> [Set problem] Repeat each entry word for word. Leave any images out of the copy.

> [Dataset content]
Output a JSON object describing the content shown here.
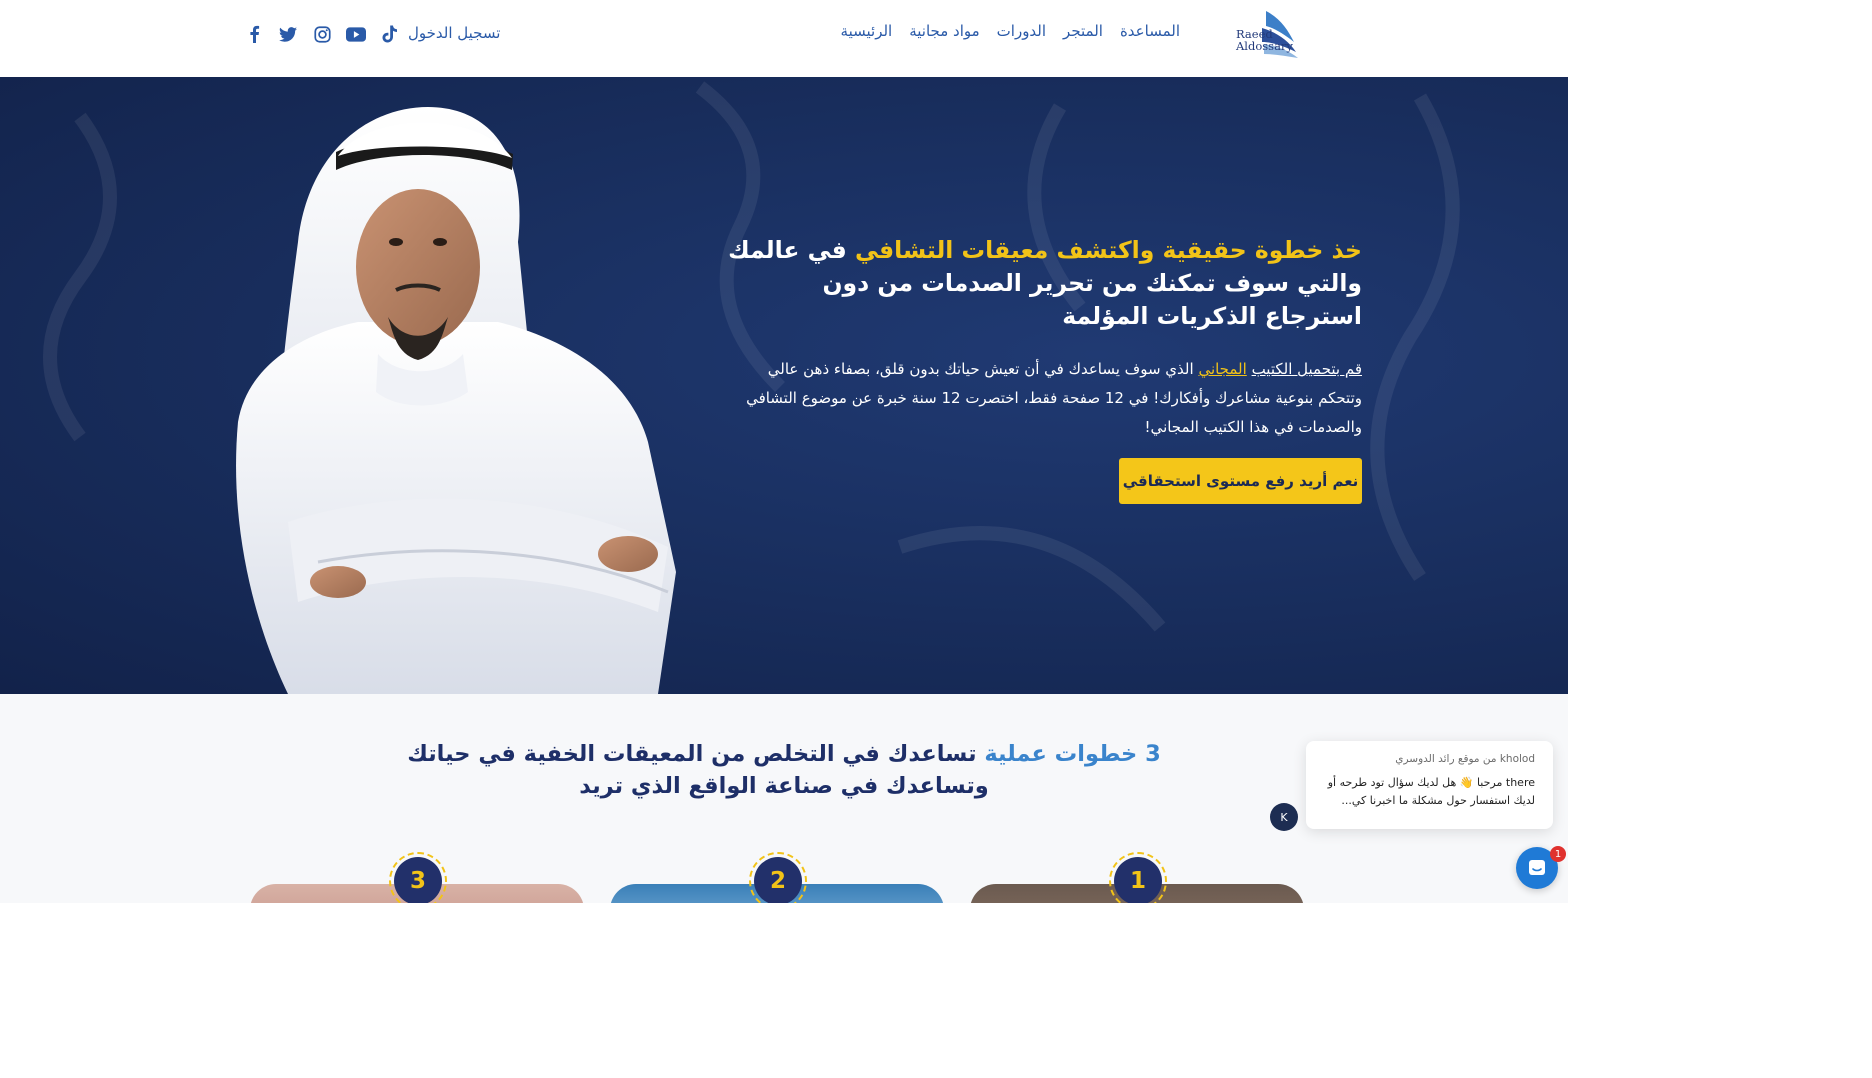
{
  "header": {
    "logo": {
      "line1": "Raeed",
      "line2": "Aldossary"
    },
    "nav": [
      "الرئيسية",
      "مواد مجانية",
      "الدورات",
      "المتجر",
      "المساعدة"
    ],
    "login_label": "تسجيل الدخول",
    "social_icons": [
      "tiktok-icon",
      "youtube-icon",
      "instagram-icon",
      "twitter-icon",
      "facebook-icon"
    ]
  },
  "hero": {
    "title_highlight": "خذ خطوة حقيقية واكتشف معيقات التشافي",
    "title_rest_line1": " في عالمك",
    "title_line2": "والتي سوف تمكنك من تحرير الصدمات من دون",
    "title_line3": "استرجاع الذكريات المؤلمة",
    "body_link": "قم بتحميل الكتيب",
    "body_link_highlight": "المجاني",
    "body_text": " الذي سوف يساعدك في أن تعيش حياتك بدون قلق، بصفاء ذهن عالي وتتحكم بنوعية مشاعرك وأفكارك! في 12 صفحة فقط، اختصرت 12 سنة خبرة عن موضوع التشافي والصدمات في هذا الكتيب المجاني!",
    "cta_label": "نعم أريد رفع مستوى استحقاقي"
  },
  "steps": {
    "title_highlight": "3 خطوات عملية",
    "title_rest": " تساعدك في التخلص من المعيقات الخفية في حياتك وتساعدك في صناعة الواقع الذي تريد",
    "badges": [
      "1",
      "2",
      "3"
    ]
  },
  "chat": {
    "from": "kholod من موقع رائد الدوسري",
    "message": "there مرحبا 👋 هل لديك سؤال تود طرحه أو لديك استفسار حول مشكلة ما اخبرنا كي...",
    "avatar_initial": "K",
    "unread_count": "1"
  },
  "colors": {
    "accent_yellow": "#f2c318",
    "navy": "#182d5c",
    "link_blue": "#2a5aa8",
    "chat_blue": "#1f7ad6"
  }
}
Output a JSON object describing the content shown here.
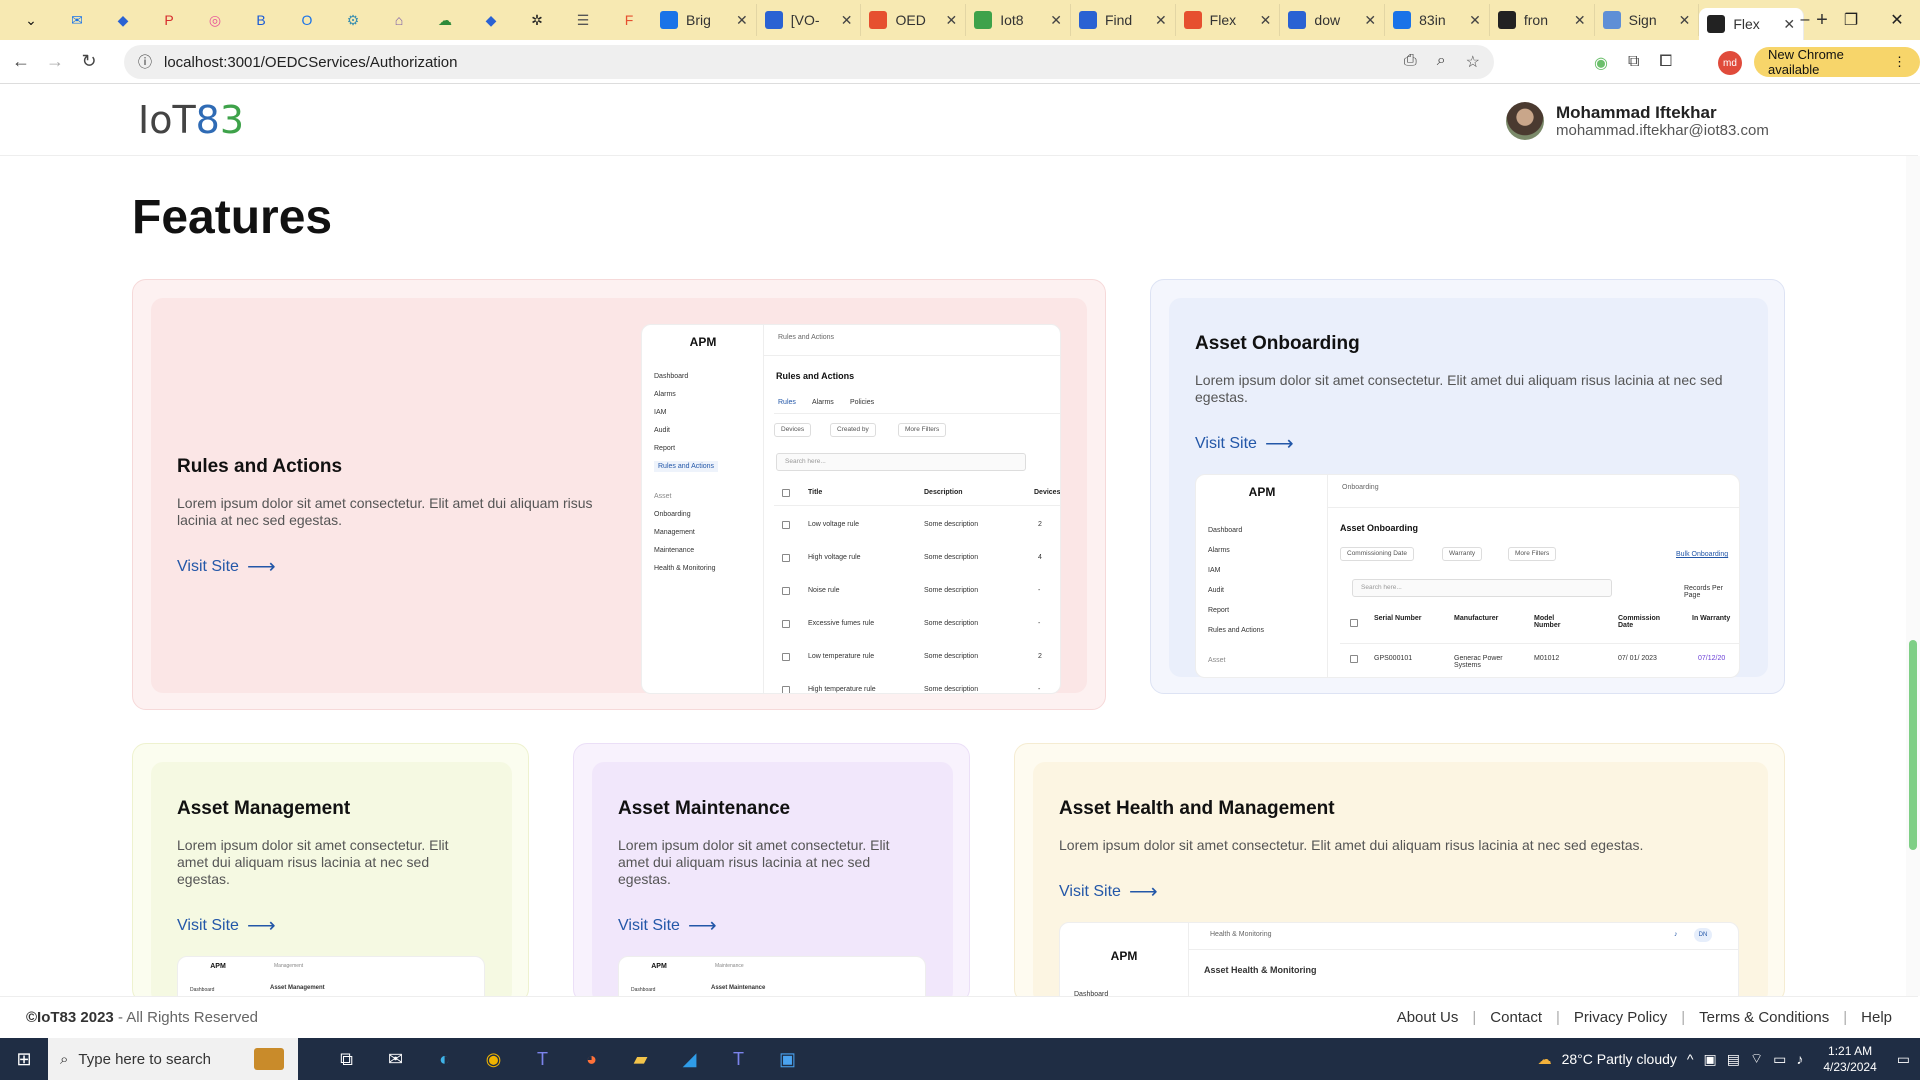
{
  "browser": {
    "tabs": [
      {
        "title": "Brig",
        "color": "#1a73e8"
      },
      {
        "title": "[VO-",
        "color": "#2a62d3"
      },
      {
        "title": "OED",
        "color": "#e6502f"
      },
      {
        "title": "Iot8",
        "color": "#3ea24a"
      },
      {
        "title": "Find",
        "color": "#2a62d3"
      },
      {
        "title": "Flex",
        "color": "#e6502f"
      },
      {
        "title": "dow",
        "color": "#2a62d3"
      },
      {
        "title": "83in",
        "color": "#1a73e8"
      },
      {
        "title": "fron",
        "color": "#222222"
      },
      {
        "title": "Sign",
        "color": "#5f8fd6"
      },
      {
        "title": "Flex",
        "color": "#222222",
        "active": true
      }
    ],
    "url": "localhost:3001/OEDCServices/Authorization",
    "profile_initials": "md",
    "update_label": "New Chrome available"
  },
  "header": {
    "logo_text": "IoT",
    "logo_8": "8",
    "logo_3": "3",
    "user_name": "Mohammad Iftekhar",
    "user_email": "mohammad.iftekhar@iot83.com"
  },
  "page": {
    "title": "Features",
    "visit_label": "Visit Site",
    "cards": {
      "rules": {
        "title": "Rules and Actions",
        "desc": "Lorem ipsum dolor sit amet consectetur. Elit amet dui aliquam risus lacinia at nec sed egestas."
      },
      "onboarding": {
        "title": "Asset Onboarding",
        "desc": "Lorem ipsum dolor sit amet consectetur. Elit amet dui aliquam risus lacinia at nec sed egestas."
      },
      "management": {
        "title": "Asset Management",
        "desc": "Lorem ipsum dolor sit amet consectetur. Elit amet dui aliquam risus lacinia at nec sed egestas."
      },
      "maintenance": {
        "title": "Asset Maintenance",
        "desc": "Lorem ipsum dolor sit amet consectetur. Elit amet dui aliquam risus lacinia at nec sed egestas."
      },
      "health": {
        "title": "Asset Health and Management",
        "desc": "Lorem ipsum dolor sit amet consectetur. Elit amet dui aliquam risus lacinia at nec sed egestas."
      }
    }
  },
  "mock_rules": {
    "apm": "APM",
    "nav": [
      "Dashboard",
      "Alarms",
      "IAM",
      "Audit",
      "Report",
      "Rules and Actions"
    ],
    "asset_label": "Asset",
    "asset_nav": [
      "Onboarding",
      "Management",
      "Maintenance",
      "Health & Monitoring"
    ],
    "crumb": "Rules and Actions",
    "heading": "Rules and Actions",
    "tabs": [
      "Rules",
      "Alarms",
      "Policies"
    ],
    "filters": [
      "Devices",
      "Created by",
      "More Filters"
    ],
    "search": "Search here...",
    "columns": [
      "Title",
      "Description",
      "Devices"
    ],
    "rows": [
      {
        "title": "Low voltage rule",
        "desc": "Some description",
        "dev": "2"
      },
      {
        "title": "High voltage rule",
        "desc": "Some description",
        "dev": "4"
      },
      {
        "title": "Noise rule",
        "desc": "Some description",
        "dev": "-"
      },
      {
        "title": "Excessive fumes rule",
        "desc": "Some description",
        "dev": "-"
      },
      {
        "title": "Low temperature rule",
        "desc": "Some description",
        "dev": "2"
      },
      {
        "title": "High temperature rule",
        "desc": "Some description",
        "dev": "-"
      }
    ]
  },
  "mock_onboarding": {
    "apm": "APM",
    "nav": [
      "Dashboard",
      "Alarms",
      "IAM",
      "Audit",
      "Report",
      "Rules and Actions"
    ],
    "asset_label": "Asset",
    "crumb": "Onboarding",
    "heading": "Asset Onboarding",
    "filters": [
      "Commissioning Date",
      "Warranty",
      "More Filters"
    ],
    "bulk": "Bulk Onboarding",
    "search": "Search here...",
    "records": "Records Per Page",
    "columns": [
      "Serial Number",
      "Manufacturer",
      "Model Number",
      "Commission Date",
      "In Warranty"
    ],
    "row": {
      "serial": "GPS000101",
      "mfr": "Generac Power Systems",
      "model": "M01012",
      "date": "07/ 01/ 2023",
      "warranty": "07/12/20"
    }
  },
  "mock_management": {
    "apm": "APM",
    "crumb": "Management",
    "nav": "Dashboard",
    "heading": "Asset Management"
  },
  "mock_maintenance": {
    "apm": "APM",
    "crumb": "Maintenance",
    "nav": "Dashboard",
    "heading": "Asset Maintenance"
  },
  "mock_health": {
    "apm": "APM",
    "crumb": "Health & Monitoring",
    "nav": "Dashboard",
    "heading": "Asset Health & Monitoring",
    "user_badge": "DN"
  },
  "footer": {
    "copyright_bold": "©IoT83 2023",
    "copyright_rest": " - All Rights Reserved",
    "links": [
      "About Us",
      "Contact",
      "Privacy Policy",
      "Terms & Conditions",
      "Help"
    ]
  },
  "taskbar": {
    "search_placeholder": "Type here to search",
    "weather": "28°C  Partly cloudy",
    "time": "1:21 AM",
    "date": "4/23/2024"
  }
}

> [Result of the exercise]
Output a JSON object describing the content shown here.
{
  "header": {
    "logo": {
      "line1": "Raeed",
      "line2": "Aldossary"
    },
    "nav": [
      "الرئيسية",
      "مواد مجانية",
      "الدورات",
      "المتجر",
      "المساعدة"
    ],
    "login_label": "تسجيل الدخول",
    "social_icons": [
      "tiktok-icon",
      "youtube-icon",
      "instagram-icon",
      "twitter-icon",
      "facebook-icon"
    ]
  },
  "hero": {
    "title_highlight": "خذ خطوة حقيقية واكتشف معيقات التشافي",
    "title_rest_line1": " في عالمك",
    "title_line2": "والتي سوف تمكنك من تحرير الصدمات من دون",
    "title_line3": "استرجاع الذكريات المؤلمة",
    "body_link": "قم بتحميل الكتيب",
    "body_link_highlight": "المجاني",
    "body_text": " الذي سوف يساعدك في أن تعيش حياتك بدون قلق، بصفاء ذهن عالي وتتحكم بنوعية مشاعرك وأفكارك! في 12 صفحة فقط، اختصرت 12 سنة خبرة عن موضوع التشافي والصدمات في هذا الكتيب المجاني!",
    "cta_label": "نعم أريد رفع مستوى استحقاقي"
  },
  "steps": {
    "title_highlight": "3 خطوات عملية",
    "title_rest": " تساعدك في التخلص من المعيقات الخفية في حياتك وتساعدك في صناعة الواقع الذي تريد",
    "badges": [
      "1",
      "2",
      "3"
    ]
  },
  "chat": {
    "from": "kholod من موقع رائد الدوسري",
    "message": "there مرحبا 👋 هل لديك سؤال تود طرحه أو لديك استفسار حول مشكلة ما اخبرنا كي...",
    "avatar_initial": "K",
    "unread_count": "1"
  },
  "colors": {
    "accent_yellow": "#f2c318",
    "navy": "#182d5c",
    "link_blue": "#2a5aa8",
    "chat_blue": "#1f7ad6"
  }
}
Output a JSON object describing the content shown here.
{
  "browser": {
    "tabs": [
      {
        "title": "Brig",
        "color": "#1a73e8"
      },
      {
        "title": "[VO-",
        "color": "#2a62d3"
      },
      {
        "title": "OED",
        "color": "#e6502f"
      },
      {
        "title": "Iot8",
        "color": "#3ea24a"
      },
      {
        "title": "Find",
        "color": "#2a62d3"
      },
      {
        "title": "Flex",
        "color": "#e6502f"
      },
      {
        "title": "dow",
        "color": "#2a62d3"
      },
      {
        "title": "83in",
        "color": "#1a73e8"
      },
      {
        "title": "fron",
        "color": "#222222"
      },
      {
        "title": "Sign",
        "color": "#5f8fd6"
      },
      {
        "title": "Flex",
        "color": "#222222",
        "active": true
      }
    ],
    "url": "localhost:3001/OEDCServices/Authorization",
    "profile_initials": "md",
    "update_label": "New Chrome available"
  },
  "header": {
    "logo_text": "IoT",
    "logo_8": "8",
    "logo_3": "3",
    "user_name": "Mohammad Iftekhar",
    "user_email": "mohammad.iftekhar@iot83.com"
  },
  "page": {
    "title": "Features",
    "visit_label": "Visit Site",
    "cards": {
      "rules": {
        "title": "Rules and Actions",
        "desc": "Lorem ipsum dolor sit amet consectetur. Elit amet dui aliquam risus lacinia at nec sed egestas."
      },
      "onboarding": {
        "title": "Asset Onboarding",
        "desc": "Lorem ipsum dolor sit amet consectetur. Elit amet dui aliquam risus lacinia at nec sed egestas."
      },
      "management": {
        "title": "Asset Management",
        "desc": "Lorem ipsum dolor sit amet consectetur. Elit amet dui aliquam risus lacinia at nec sed egestas."
      },
      "maintenance": {
        "title": "Asset Maintenance",
        "desc": "Lorem ipsum dolor sit amet consectetur. Elit amet dui aliquam risus lacinia at nec sed egestas."
      },
      "health": {
        "title": "Asset Health and Management",
        "desc": "Lorem ipsum dolor sit amet consectetur. Elit amet dui aliquam risus lacinia at nec sed egestas."
      }
    }
  },
  "mock_rules": {
    "apm": "APM",
    "nav": [
      "Dashboard",
      "Alarms",
      "IAM",
      "Audit",
      "Report",
      "Rules and Actions"
    ],
    "asset_label": "Asset",
    "asset_nav": [
      "Onboarding",
      "Management",
      "Maintenance",
      "Health & Monitoring"
    ],
    "crumb": "Rules and Actions",
    "heading": "Rules and Actions",
    "tabs": [
      "Rules",
      "Alarms",
      "Policies"
    ],
    "filters": [
      "Devices",
      "Created by",
      "More Filters"
    ],
    "search": "Search here...",
    "columns": [
      "Title",
      "Description",
      "Devices"
    ],
    "rows": [
      {
        "title": "Low voltage rule",
        "desc": "Some description",
        "dev": "2"
      },
      {
        "title": "High voltage rule",
        "desc": "Some description",
        "dev": "4"
      },
      {
        "title": "Noise rule",
        "desc": "Some description",
        "dev": "-"
      },
      {
        "title": "Excessive fumes rule",
        "desc": "Some description",
        "dev": "-"
      },
      {
        "title": "Low temperature rule",
        "desc": "Some description",
        "dev": "2"
      },
      {
        "title": "High temperature rule",
        "desc": "Some description",
        "dev": "-"
      }
    ]
  },
  "mock_onboarding": {
    "apm": "APM",
    "nav": [
      "Dashboard",
      "Alarms",
      "IAM",
      "Audit",
      "Report",
      "Rules and Actions"
    ],
    "asset_label": "Asset",
    "crumb": "Onboarding",
    "heading": "Asset Onboarding",
    "filters": [
      "Commissioning Date",
      "Warranty",
      "More Filters"
    ],
    "bulk": "Bulk Onboarding",
    "search": "Search here...",
    "records": "Records Per Page",
    "columns": [
      "Serial Number",
      "Manufacturer",
      "Model Number",
      "Commission Date",
      "In Warranty"
    ],
    "row": {
      "serial": "GPS000101",
      "mfr": "Generac Power Systems",
      "model": "M01012",
      "date": "07/ 01/ 2023",
      "warranty": "07/12/20"
    }
  },
  "mock_management": {
    "apm": "APM",
    "crumb": "Management",
    "nav": "Dashboard",
    "heading": "Asset Management"
  },
  "mock_maintenance": {
    "apm": "APM",
    "crumb": "Maintenance",
    "nav": "Dashboard",
    "heading": "Asset Maintenance"
  },
  "mock_health": {
    "apm": "APM",
    "crumb": "Health & Monitoring",
    "nav": "Dashboard",
    "heading": "Asset Health & Monitoring",
    "user_badge": "DN"
  },
  "footer": {
    "copyright_bold": "©IoT83 2023",
    "copyright_rest": " - All Rights Reserved",
    "links": [
      "About Us",
      "Contact",
      "Privacy Policy",
      "Terms & Conditions",
      "Help"
    ]
  },
  "taskbar": {
    "search_placeholder": "Type here to search",
    "weather": "28°C  Partly cloudy",
    "time": "1:21 AM",
    "date": "4/23/2024"
  }
}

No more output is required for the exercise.